# Short task
Copy every record below exactly.

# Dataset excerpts
## begin
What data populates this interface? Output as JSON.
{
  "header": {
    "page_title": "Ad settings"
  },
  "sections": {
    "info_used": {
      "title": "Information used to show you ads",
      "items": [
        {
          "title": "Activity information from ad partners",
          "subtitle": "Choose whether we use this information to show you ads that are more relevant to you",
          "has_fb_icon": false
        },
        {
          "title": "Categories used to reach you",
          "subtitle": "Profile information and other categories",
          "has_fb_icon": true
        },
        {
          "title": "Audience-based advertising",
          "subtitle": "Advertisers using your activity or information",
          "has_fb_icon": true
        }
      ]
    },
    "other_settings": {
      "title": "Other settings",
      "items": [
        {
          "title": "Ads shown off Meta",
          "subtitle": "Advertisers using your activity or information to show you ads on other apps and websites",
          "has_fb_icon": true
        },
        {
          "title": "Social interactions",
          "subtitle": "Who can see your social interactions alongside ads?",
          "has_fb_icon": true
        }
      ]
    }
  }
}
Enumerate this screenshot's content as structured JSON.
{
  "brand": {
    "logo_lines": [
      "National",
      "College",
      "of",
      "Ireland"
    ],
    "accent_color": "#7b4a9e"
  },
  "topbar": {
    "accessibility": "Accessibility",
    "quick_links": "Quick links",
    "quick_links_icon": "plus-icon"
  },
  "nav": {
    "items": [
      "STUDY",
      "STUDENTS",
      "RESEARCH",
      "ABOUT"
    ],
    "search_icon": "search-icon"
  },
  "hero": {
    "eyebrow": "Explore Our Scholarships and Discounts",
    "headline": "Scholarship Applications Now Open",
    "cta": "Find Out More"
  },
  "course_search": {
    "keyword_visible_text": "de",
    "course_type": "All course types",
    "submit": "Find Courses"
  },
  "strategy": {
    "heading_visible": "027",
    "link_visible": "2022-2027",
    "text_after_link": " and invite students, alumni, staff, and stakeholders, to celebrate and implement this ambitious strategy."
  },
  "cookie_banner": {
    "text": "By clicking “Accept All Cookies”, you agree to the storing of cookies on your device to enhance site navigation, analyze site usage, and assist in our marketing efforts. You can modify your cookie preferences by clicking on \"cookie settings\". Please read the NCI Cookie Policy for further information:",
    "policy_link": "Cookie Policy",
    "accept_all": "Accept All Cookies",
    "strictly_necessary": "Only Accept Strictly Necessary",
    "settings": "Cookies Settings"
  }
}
## end
# Problem solution
What data populates this interface? Output as JSON.
{
  "header": {
    "page_title": "Ad settings"
  },
  "sections": {
    "info_used": {
      "title": "Information used to show you ads",
      "items": [
        {
          "title": "Activity information from ad partners",
          "subtitle": "Choose whether we use this information to show you ads that are more relevant to you",
          "has_fb_icon": false
        },
        {
          "title": "Categories used to reach you",
          "subtitle": "Profile information and other categories",
          "has_fb_icon": true
        },
        {
          "title": "Audience-based advertising",
          "subtitle": "Advertisers using your activity or information",
          "has_fb_icon": true
        }
      ]
    },
    "other_settings": {
      "title": "Other settings",
      "items": [
        {
          "title": "Ads shown off Meta",
          "subtitle": "Advertisers using your activity or information to show you ads on other apps and websites",
          "has_fb_icon": true
        },
        {
          "title": "Social interactions",
          "subtitle": "Who can see your social interactions alongside ads?",
          "has_fb_icon": true
        }
      ]
    }
  }
}
Enumerate this screenshot's content as structured JSON.
{
  "brand": {
    "logo_lines": [
      "National",
      "College",
      "of",
      "Ireland"
    ],
    "accent_color": "#7b4a9e"
  },
  "topbar": {
    "accessibility": "Accessibility",
    "quick_links": "Quick links",
    "quick_links_icon": "plus-icon"
  },
  "nav": {
    "items": [
      "STUDY",
      "STUDENTS",
      "RESEARCH",
      "ABOUT"
    ],
    "search_icon": "search-icon"
  },
  "hero": {
    "eyebrow": "Explore Our Scholarships and Discounts",
    "headline": "Scholarship Applications Now Open",
    "cta": "Find Out More"
  },
  "course_search": {
    "keyword_visible_text": "de",
    "course_type": "All course types",
    "submit": "Find Courses"
  },
  "strategy": {
    "heading_visible": "027",
    "link_visible": "2022-2027",
    "text_after_link": " and invite students, alumni, staff, and stakeholders, to celebrate and implement this ambitious strategy."
  },
  "cookie_banner": {
    "text": "By clicking “Accept All Cookies”, you agree to the storing of cookies on your device to enhance site navigation, analyze site usage, and assist in our marketing efforts. You can modify your cookie preferences by clicking on \"cookie settings\". Please read the NCI Cookie Policy for further information:",
    "policy_link": "Cookie Policy",
    "accept_all": "Accept All Cookies",
    "strictly_necessary": "Only Accept Strictly Necessary",
    "settings": "Cookies Settings"
  }
}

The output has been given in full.